| SOURCE DOCUMENT |
==============================

Web Scraping with Scrapy: Python Tutorial

Flipnode on Jun 13 2023

blog-image

Scrapy is a powerful Python framework for web crawling and web scraping, providing developers with a comprehensive package that eliminates the need for code maintenance. It is specifically designed for handling large-scale web scraping projects and offers a complete toolkit for data extraction, processing, and storage in the desired format.

In this tutorial, we will guide you through the essential steps of web scraping using Scrapy:

  1. Installation and creation of a Scrapy project.
  2. Extracting product information.
  3. Handling pagination.
  4. Running Scrapy from within a Python script.

By following this tutorial, you will gain a solid understanding of how to effectively utilize Scrapy for web scraping purposes.

How to use Scrapy

In this section, we will guide you on setting up a Scrapy project for web scraping purposes. Creating a Scrapy project in Python involves a simple three-step process.

Step 1: Install Scrapy

To begin, open your Python command terminal and execute the following pip command:

pip install scrapy

The installation process may take a few minutes, depending on your internet connection speed.

Step 2: Create a Scrapy Project

Once Scrapy is successfully installed, you can create a new Scrapy project using the following command:

scrapy startproject <project_name>

Replace <project_name> with the desired name for your project. For instance, running the command below will create a new Scrapy project named "scrapyproject":

scrapy startproject scrapyproject

This command will generate a folder named "scrapyproject" in your current directory and store all the necessary project files inside it.

Step 3: Generate a Spider

To create your first spider, navigate to the "scrapyproject" folder using the cd scrapyproject command. Then, generate a new spider using the following command:

scrapy genspider <spider_name> <url_domain>

Replace <spider_name> with the desired name for your spider and <url_domain> with the target URL domain for web scraping. For example, executing the command below will generate a spider named "books" with the target URL "books.toscrape.com":

scrapy genspider books books.toscrape.com

By following these steps, you will have set up your Scrapy project and created a spider for your specific web scraping target.

Scrapy project structure

Each Scrapy project consists of the following files and folders:

  • Spiders folder: This folder contains the spiders, which define how to extract data from specific websites. Each spider is tailored to target a specific website or a group of websites. Typically, a spider contains rules that govern site navigation and data extraction.

==============================

| DATASET |
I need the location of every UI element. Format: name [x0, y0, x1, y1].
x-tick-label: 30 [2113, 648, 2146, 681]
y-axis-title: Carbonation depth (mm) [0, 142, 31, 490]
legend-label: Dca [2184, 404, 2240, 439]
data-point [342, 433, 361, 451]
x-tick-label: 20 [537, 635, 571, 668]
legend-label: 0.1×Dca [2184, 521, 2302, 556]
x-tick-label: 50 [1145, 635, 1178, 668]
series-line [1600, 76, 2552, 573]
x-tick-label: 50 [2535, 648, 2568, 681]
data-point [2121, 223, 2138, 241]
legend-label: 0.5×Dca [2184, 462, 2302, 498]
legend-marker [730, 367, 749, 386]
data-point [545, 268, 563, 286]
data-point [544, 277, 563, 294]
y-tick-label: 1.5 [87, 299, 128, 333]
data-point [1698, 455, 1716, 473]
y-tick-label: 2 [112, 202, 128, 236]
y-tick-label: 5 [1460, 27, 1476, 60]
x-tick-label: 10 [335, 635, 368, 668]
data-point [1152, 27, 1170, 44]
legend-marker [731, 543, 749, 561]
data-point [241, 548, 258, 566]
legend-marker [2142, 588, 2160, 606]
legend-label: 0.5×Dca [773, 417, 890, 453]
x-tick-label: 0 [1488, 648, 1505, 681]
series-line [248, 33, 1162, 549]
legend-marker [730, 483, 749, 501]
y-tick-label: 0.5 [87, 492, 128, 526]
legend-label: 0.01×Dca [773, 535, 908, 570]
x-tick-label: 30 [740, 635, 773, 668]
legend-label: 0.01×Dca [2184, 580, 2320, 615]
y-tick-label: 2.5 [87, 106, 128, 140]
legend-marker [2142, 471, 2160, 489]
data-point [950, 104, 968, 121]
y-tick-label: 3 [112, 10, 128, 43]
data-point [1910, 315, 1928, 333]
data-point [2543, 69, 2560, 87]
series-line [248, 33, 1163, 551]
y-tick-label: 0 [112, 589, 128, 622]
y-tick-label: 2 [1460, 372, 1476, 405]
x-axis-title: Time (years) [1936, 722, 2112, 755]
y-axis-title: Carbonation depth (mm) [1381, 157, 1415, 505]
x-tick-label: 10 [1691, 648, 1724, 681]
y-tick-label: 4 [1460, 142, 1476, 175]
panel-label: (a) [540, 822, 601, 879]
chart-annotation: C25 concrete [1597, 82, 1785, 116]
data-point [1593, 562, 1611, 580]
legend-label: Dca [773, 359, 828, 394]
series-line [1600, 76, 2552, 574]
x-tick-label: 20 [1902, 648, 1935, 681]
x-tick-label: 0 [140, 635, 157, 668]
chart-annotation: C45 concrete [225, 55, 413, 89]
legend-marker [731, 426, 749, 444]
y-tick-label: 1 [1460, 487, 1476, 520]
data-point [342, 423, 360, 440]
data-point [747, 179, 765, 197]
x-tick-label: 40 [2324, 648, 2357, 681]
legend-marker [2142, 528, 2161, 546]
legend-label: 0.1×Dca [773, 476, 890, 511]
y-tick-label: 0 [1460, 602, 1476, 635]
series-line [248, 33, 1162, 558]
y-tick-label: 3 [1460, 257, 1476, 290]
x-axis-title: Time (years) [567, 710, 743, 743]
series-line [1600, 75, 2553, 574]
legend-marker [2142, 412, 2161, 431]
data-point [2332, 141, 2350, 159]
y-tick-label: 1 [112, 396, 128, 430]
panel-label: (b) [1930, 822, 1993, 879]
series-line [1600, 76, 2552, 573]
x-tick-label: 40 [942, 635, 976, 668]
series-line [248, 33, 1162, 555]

==============================

| YOUR TASK |
Continue the Scrapy tutorial above, starting right after its last sentence.

| TASK ANSWER |
  • items.py: This file defines the items, which are objects representing the data that a spider aims to extract. Items are structured using Python classes and help organize the extracted data in a meaningful format.
  • middleware.py: Here, you can find middleware information for request routing. Additionally, you can implement custom proxy middleware in this file.
  • pipelines.py: Once the spider finishes extracting the data, it needs to be processed and stored in a structured manner. Pipelines define a series of processing steps for the extracted data.
  • settings.py: This file contains various configuration settings that control the behavior of the Scrapy framework. For instance, you can set the user agent string, configure download delay, limit concurrent requests, and manage middleware settings.
  • Scrapy.cfg: It's a plain text file that includes a set of configuration directives for the project. These directives specify the project name, location of spider modules, and settings to be used when running the web spiders.

It is recommended to refer to Scrapy's documentation for further details on the basic project structure. Now, let's explore how to customize the Scrapy project to meet your specific web scraping requirements.

Customizing Scrapy spider

In this section, we will focus on customizing a Scrapy project to scrape information from the Books Store. Before delving into the code, let's examine the structure of our target page.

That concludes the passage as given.